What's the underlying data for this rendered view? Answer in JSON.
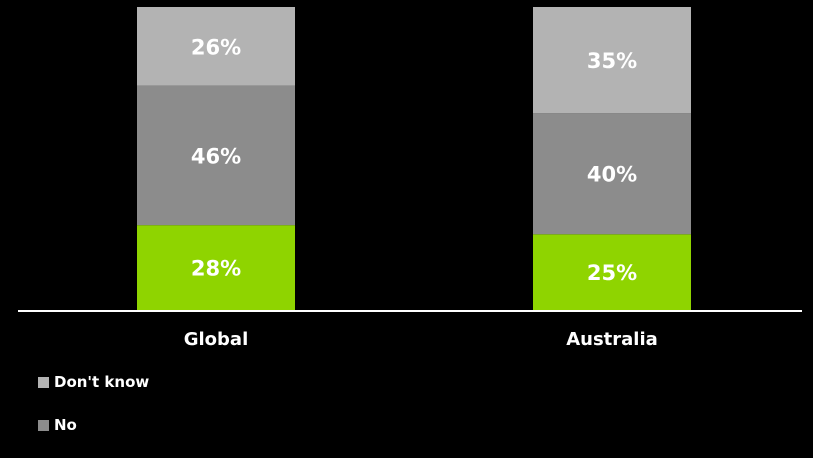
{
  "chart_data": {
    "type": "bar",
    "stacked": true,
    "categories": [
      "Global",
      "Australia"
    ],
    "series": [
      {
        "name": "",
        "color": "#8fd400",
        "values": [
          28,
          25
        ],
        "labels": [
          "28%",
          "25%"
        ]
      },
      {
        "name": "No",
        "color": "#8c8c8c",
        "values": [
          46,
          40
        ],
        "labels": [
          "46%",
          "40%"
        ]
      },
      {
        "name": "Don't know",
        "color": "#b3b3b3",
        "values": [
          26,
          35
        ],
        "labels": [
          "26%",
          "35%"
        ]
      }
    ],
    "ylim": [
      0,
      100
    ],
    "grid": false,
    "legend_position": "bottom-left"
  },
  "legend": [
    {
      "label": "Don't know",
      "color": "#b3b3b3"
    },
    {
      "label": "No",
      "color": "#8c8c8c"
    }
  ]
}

**REQUIREMENT**
Every line of text is to be repeated exactly; pictures are left out.

**ANSWER TO THIS EXERCISE**
What's the underlying data for this rendered view? Answer in JSON.
{
  "chart_data": {
    "type": "bar",
    "stacked": true,
    "categories": [
      "Global",
      "Australia"
    ],
    "series": [
      {
        "name": "",
        "color": "#8fd400",
        "values": [
          28,
          25
        ],
        "labels": [
          "28%",
          "25%"
        ]
      },
      {
        "name": "No",
        "color": "#8c8c8c",
        "values": [
          46,
          40
        ],
        "labels": [
          "46%",
          "40%"
        ]
      },
      {
        "name": "Don't know",
        "color": "#b3b3b3",
        "values": [
          26,
          35
        ],
        "labels": [
          "26%",
          "35%"
        ]
      }
    ],
    "ylim": [
      0,
      100
    ],
    "grid": false,
    "legend_position": "bottom-left"
  },
  "legend": [
    {
      "label": "Don't know",
      "color": "#b3b3b3"
    },
    {
      "label": "No",
      "color": "#8c8c8c"
    }
  ]
}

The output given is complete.